* BEGIN Raw data *
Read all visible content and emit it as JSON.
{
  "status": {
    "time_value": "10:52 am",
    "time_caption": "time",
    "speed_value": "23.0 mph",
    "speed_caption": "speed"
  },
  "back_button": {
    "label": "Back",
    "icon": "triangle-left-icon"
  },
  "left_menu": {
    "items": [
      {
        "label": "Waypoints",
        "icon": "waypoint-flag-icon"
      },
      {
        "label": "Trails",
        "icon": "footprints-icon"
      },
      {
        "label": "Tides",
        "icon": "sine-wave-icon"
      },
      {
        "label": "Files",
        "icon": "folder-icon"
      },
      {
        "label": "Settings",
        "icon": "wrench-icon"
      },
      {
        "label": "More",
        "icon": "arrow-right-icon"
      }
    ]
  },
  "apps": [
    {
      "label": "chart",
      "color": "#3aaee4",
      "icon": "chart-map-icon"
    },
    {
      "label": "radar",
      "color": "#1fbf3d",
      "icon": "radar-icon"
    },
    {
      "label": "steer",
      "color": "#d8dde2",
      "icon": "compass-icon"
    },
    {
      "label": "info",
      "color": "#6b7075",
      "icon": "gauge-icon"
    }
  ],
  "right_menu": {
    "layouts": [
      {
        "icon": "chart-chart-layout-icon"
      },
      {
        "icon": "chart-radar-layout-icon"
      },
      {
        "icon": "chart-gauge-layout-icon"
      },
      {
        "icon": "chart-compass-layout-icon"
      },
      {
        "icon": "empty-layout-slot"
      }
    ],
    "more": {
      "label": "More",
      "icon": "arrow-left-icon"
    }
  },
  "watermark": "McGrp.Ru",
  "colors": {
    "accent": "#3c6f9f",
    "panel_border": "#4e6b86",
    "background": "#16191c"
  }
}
* END Raw data *
## [Goal]
Output all of the data above without any alteration.

## [Final answer]
Read all visible content and emit it as JSON.
{
  "status": {
    "time_value": "10:52 am",
    "time_caption": "time",
    "speed_value": "23.0 mph",
    "speed_caption": "speed"
  },
  "back_button": {
    "label": "Back",
    "icon": "triangle-left-icon"
  },
  "left_menu": {
    "items": [
      {
        "label": "Waypoints",
        "icon": "waypoint-flag-icon"
      },
      {
        "label": "Trails",
        "icon": "footprints-icon"
      },
      {
        "label": "Tides",
        "icon": "sine-wave-icon"
      },
      {
        "label": "Files",
        "icon": "folder-icon"
      },
      {
        "label": "Settings",
        "icon": "wrench-icon"
      },
      {
        "label": "More",
        "icon": "arrow-right-icon"
      }
    ]
  },
  "apps": [
    {
      "label": "chart",
      "color": "#3aaee4",
      "icon": "chart-map-icon"
    },
    {
      "label": "radar",
      "color": "#1fbf3d",
      "icon": "radar-icon"
    },
    {
      "label": "steer",
      "color": "#d8dde2",
      "icon": "compass-icon"
    },
    {
      "label": "info",
      "color": "#6b7075",
      "icon": "gauge-icon"
    }
  ],
  "right_menu": {
    "layouts": [
      {
        "icon": "chart-chart-layout-icon"
      },
      {
        "icon": "chart-radar-layout-icon"
      },
      {
        "icon": "chart-gauge-layout-icon"
      },
      {
        "icon": "chart-compass-layout-icon"
      },
      {
        "icon": "empty-layout-slot"
      }
    ],
    "more": {
      "label": "More",
      "icon": "arrow-left-icon"
    }
  },
  "watermark": "McGrp.Ru",
  "colors": {
    "accent": "#3c6f9f",
    "panel_border": "#4e6b86",
    "background": "#16191c"
  }
}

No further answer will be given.